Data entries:
::::

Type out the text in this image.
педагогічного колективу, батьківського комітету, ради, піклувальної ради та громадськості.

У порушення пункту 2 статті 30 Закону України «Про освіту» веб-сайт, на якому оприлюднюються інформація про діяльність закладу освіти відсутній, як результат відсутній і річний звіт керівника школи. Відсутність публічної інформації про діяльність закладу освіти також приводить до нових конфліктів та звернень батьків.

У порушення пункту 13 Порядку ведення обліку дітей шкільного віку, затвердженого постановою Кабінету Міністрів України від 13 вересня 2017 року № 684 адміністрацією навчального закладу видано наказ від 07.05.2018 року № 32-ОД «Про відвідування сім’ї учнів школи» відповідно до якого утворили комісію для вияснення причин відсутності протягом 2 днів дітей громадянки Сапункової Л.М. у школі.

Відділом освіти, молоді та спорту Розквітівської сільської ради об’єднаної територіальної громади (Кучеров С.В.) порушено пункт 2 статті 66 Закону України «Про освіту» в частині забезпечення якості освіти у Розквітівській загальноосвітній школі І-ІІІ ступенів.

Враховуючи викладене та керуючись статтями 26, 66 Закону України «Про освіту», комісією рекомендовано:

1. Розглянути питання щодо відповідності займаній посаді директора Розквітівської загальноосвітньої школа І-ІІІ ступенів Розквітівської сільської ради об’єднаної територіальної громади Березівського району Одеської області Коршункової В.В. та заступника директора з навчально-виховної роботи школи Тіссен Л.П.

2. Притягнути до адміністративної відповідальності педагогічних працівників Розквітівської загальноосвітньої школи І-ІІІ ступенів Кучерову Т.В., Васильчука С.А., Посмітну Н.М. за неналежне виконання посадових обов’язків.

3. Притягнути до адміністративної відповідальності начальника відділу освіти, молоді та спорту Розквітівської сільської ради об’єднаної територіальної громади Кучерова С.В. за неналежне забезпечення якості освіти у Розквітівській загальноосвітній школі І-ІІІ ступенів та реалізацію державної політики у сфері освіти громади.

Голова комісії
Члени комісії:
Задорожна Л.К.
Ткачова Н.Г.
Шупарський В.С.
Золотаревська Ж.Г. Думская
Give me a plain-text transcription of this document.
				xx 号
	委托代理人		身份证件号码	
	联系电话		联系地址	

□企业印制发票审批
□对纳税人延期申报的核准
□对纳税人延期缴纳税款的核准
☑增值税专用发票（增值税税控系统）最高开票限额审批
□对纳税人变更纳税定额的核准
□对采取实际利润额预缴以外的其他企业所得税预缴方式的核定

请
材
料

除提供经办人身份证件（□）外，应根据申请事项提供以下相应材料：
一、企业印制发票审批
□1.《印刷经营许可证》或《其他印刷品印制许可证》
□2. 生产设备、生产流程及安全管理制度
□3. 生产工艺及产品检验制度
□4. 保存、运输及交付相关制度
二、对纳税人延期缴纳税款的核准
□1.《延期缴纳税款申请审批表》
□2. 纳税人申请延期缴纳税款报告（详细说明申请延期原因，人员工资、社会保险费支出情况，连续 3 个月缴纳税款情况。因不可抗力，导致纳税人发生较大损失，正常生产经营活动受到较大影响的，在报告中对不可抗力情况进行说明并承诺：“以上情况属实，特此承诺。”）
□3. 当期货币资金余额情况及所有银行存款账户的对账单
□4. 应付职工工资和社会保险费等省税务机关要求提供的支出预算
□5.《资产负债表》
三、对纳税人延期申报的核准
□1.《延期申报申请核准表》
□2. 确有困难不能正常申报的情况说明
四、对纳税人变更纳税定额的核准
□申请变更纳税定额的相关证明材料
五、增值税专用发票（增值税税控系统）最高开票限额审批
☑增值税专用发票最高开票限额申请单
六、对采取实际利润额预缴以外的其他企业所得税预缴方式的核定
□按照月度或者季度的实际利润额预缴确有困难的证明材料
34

::::

WHAT IS ASKED.
Show every line above in which the word "text" occurs.

WRITTEN REPLY.
Type out the text in this image.
Give me a plain-text transcription of this document.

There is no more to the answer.